Items from a figure collection ▸

■ ■ ■

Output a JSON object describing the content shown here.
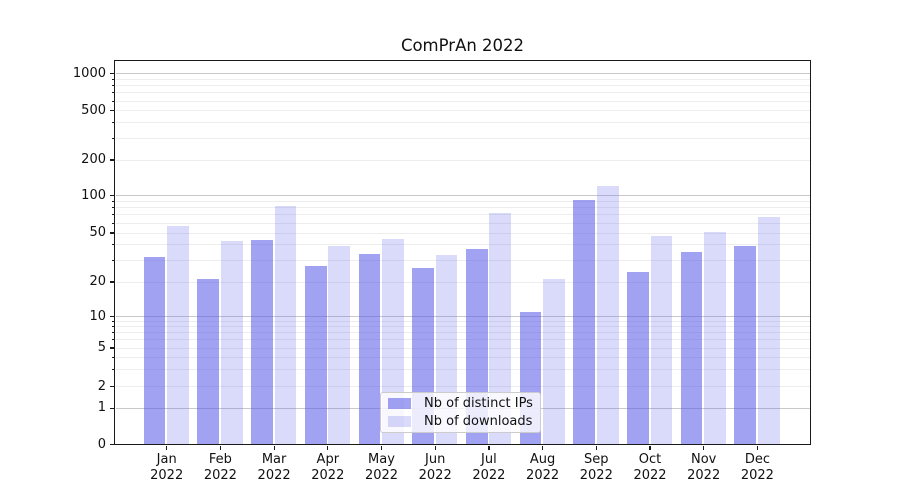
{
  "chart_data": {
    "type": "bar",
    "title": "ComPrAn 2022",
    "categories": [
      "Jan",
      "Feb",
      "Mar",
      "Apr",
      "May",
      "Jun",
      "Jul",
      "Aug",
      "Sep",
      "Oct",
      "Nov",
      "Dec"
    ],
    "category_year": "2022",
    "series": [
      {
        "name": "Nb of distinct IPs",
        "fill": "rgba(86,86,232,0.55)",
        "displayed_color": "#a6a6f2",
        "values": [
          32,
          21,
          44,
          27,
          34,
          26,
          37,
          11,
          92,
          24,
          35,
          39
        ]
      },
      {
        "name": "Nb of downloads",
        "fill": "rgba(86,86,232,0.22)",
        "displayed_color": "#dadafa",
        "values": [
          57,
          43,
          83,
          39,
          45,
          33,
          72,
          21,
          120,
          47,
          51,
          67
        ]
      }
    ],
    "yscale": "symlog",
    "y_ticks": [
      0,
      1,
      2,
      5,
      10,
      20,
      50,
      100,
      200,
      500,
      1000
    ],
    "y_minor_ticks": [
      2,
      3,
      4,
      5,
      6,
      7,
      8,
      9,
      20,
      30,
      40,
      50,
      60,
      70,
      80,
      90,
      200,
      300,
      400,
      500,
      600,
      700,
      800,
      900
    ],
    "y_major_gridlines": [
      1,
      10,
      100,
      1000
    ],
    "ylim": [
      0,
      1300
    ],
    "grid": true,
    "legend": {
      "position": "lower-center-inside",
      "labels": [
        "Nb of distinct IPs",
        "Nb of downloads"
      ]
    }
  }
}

■ ■ ■

WHAT YOU NEED TO DO ▸ Quote every record above exactly, leaving out the pictures.

SOLUTION TO THIS PROBLEM ▸
Output a JSON object describing the content shown here.
{
  "chart_data": {
    "type": "bar",
    "title": "ComPrAn 2022",
    "categories": [
      "Jan",
      "Feb",
      "Mar",
      "Apr",
      "May",
      "Jun",
      "Jul",
      "Aug",
      "Sep",
      "Oct",
      "Nov",
      "Dec"
    ],
    "category_year": "2022",
    "series": [
      {
        "name": "Nb of distinct IPs",
        "fill": "rgba(86,86,232,0.55)",
        "displayed_color": "#a6a6f2",
        "values": [
          32,
          21,
          44,
          27,
          34,
          26,
          37,
          11,
          92,
          24,
          35,
          39
        ]
      },
      {
        "name": "Nb of downloads",
        "fill": "rgba(86,86,232,0.22)",
        "displayed_color": "#dadafa",
        "values": [
          57,
          43,
          83,
          39,
          45,
          33,
          72,
          21,
          120,
          47,
          51,
          67
        ]
      }
    ],
    "yscale": "symlog",
    "y_ticks": [
      0,
      1,
      2,
      5,
      10,
      20,
      50,
      100,
      200,
      500,
      1000
    ],
    "y_minor_ticks": [
      2,
      3,
      4,
      5,
      6,
      7,
      8,
      9,
      20,
      30,
      40,
      50,
      60,
      70,
      80,
      90,
      200,
      300,
      400,
      500,
      600,
      700,
      800,
      900
    ],
    "y_major_gridlines": [
      1,
      10,
      100,
      1000
    ],
    "ylim": [
      0,
      1300
    ],
    "grid": true,
    "legend": {
      "position": "lower-center-inside",
      "labels": [
        "Nb of distinct IPs",
        "Nb of downloads"
      ]
    }
  }
}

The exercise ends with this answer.